» **Task goal**:
Identify each line holding the string "Vísperas" and copy it.

» **Raw records**:
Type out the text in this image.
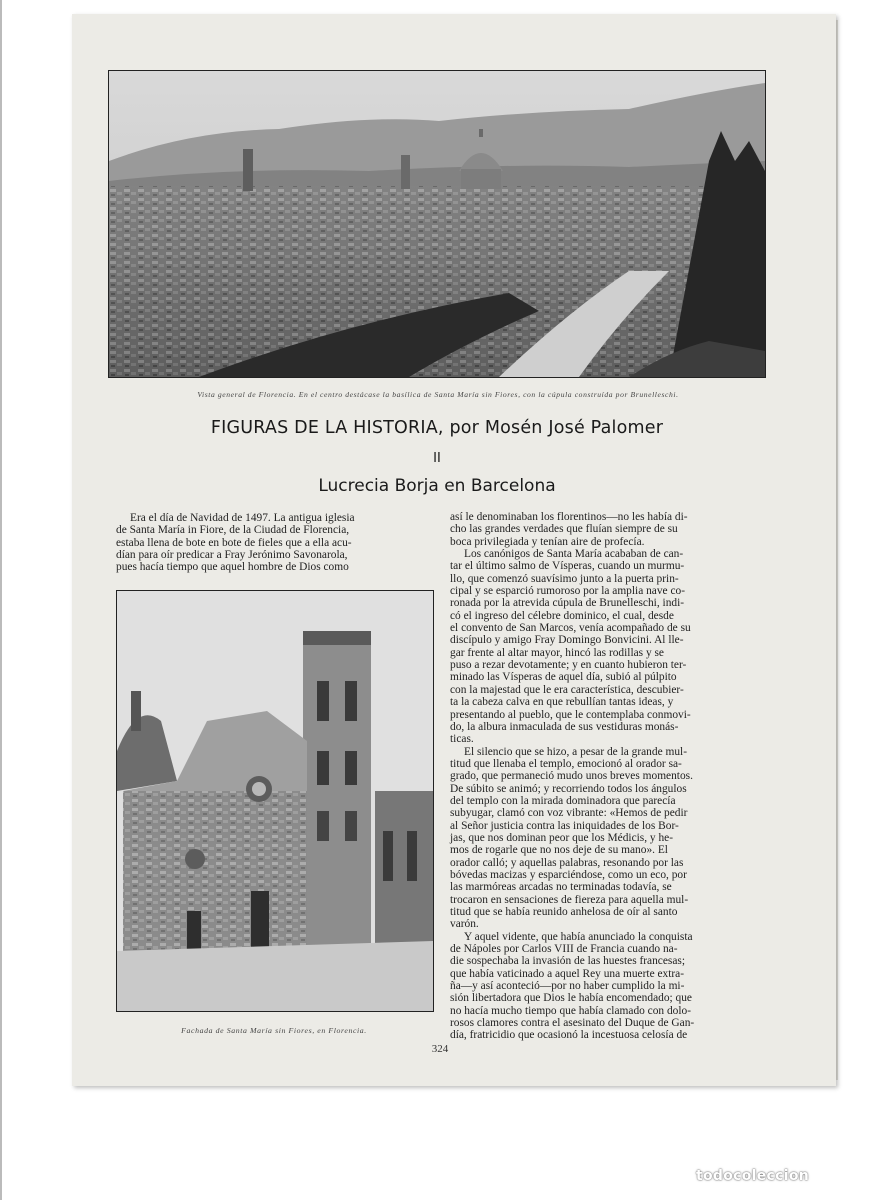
Vista general de Florencia. En el centro destácase la basílica de Santa María sin Fiores, con la cúpula construída por Brunelleschi.
FIGURAS DE LA HISTORIA, por Mosén José Palomer
II
Lucrecia Borja en Barcelona

Era el día de Navidad de 1497. La antigua iglesia

de Santa María in Fiore, de la Ciudad de Florencia,

estaba llena de bote en bote de fieles que a ella acu-

dían para oír predicar a Fray Jerónimo Savonarola,

pues hacía tiempo que aquel hombre de Dios como

Fachada de Santa María sin Fiores, en Florencia.

así le denominaban los florentinos—no les había di-

cho las grandes verdades que fluían siempre de su

boca privilegiada y tenían aire de profecía.

Los canónigos de Santa María acababan de can-

tar el último salmo de Vísperas, cuando un murmu-

llo, que comenzó suavísimo junto a la puerta prin-

cipal y se esparció rumoroso por la amplia nave co-

ronada por la atrevida cúpula de Brunelleschi, indi-

có el ingreso del célebre dominico, el cual, desde

el convento de San Marcos, venía acompañado de su

discípulo y amigo Fray Domingo Bonvicini. Al lle-

gar frente al altar mayor, hincó las rodillas y se

puso a rezar devotamente; y en cuanto hubieron ter-

minado las Vísperas de aquel día, subió al púlpito

con la majestad que le era característica, descubier-

ta la cabeza calva en que rebullían tantas ideas, y

presentando al pueblo, que le contemplaba conmovi-

do, la albura inmaculada de sus vestiduras monás-

ticas.

El silencio que se hizo, a pesar de la grande mul-

titud que llenaba el templo, emocionó al orador sa-

grado, que permaneció mudo unos breves momentos.

De súbito se animó; y recorriendo todos los ángulos

del templo con la mirada dominadora que parecía

subyugar, clamó con voz vibrante: «Hemos de pedir

al Señor justicia contra las iniquidades de los Bor-

jas, que nos dominan peor que los Médicis, y he-

mos de rogarle que no nos deje de su mano». El

orador calló; y aquellas palabras, resonando por las

bóvedas macizas y esparciéndose, como un eco, por

las marmóreas arcadas no terminadas todavía, se

trocaron en sensaciones de fiereza para aquella mul-

titud que se había reunido anhelosa de oír al santo

varón.

Y aquel vidente, que había anunciado la conquista

de Nápoles por Carlos VIII de Francia cuando na-

die sospechaba la invasión de las huestes francesas;

que había vaticinado a aquel Rey una muerte extra-

ña—y así aconteció—por no haber cumplido la mi-

sión libertadora que Dios le había encomendado; que

no hacía mucho tiempo que había clamado con dolo-

rosos clamores contra el asesinato del Duque de Gan-

día, fratricidio que ocasionó la incestuosa celosía de

324
todocoleccion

» **Exercise solution**:
tar el último salmo de Vísperas, cuando un murmu-
minado las Vísperas de aquel día, subió al púlpito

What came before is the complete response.